[Given request] Give only a count of the lines that include the string "text".

[Given information]
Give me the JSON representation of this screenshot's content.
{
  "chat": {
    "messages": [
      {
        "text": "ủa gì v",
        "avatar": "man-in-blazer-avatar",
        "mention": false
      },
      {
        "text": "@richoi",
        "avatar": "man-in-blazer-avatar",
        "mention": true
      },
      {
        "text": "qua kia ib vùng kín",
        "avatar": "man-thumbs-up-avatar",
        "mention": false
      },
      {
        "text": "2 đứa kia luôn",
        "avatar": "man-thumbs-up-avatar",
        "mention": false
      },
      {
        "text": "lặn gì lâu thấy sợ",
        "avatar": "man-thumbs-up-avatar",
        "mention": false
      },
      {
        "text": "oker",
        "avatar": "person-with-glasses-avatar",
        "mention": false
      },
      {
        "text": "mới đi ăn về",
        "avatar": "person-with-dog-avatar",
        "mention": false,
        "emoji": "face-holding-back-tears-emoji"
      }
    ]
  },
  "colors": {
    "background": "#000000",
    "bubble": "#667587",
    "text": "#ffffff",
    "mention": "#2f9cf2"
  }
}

[Complete answer] 8